TASK BRIEF – Take every line that has the string "text" and copy it out.

#####

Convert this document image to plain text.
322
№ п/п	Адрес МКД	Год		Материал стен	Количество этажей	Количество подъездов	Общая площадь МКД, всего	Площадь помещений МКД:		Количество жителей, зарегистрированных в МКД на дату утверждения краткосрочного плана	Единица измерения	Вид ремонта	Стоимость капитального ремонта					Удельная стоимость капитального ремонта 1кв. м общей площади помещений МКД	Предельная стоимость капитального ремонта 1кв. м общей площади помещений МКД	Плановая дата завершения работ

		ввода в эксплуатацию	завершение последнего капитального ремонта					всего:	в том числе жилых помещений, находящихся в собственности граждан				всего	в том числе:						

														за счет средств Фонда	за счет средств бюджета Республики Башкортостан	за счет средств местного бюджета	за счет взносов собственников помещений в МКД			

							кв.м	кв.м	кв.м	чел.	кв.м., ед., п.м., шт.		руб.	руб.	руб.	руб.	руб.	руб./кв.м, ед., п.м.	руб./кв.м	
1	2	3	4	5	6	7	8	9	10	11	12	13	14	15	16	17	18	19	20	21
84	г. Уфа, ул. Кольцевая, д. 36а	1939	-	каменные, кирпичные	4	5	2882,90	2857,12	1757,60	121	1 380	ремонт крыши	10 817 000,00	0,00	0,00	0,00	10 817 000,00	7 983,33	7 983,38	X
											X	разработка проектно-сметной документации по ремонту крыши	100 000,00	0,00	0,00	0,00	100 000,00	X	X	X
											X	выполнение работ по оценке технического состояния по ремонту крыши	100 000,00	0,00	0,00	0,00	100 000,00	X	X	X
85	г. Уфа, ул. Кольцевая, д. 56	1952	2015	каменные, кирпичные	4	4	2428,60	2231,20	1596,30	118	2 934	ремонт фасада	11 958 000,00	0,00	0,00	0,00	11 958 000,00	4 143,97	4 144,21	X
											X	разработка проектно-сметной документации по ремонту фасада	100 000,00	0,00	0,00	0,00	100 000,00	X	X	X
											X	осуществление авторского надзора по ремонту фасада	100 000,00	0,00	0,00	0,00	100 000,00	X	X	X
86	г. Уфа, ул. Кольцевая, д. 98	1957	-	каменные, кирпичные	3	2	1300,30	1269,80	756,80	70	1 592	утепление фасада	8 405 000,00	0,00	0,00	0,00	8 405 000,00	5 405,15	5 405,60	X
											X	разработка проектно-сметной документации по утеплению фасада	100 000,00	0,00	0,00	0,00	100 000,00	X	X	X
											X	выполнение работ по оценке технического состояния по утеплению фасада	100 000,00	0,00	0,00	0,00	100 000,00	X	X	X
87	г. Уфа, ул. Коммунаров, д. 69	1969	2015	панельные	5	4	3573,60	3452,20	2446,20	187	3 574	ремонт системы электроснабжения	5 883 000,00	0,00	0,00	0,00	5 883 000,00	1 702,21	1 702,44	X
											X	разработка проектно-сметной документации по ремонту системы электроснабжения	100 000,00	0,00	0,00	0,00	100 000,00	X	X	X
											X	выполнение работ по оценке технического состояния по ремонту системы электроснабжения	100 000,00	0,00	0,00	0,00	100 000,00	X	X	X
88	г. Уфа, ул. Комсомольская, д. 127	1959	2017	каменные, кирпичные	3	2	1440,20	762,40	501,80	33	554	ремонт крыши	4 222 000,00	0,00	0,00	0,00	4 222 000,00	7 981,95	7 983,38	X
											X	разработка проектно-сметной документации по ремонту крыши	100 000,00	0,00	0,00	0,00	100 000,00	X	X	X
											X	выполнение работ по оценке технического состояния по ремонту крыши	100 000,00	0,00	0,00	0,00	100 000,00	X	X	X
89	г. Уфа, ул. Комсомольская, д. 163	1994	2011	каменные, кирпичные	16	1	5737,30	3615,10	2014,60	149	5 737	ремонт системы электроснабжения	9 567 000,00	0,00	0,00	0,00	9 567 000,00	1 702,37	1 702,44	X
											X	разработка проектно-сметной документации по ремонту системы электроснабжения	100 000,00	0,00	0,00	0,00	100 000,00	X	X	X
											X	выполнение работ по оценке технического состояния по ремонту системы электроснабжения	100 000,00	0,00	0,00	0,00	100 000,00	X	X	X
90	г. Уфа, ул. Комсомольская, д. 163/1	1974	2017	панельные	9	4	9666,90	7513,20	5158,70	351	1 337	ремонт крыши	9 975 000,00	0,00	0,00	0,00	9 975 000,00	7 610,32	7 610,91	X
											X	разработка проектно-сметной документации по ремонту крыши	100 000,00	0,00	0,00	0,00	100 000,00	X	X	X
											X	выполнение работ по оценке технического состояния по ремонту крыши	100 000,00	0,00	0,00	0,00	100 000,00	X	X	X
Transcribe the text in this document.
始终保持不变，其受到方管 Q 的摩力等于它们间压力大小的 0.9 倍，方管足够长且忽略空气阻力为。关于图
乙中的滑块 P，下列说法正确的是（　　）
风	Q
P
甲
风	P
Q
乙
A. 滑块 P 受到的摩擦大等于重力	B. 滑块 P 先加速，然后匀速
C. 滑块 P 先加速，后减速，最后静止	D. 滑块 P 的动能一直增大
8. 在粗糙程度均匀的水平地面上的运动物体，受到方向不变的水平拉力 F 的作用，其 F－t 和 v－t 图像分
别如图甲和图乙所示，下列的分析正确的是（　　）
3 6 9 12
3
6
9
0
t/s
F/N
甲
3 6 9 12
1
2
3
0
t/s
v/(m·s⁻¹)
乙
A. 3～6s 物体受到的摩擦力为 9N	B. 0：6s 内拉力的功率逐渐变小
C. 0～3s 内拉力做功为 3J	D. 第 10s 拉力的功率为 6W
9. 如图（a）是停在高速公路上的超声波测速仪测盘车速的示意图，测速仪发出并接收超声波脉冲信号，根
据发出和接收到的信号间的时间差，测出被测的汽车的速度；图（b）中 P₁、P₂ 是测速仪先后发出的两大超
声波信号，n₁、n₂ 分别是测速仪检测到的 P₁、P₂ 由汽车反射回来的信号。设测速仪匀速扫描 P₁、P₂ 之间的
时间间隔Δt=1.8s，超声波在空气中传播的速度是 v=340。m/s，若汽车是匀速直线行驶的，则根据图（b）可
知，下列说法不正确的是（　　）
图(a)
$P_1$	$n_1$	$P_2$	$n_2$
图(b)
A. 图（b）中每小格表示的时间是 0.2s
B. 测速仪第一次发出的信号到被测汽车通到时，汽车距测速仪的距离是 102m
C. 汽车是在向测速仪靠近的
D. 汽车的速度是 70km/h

#####

WRITTEN RESPONSE –
Convert this document image to plain text.
Transcribe the text in this document.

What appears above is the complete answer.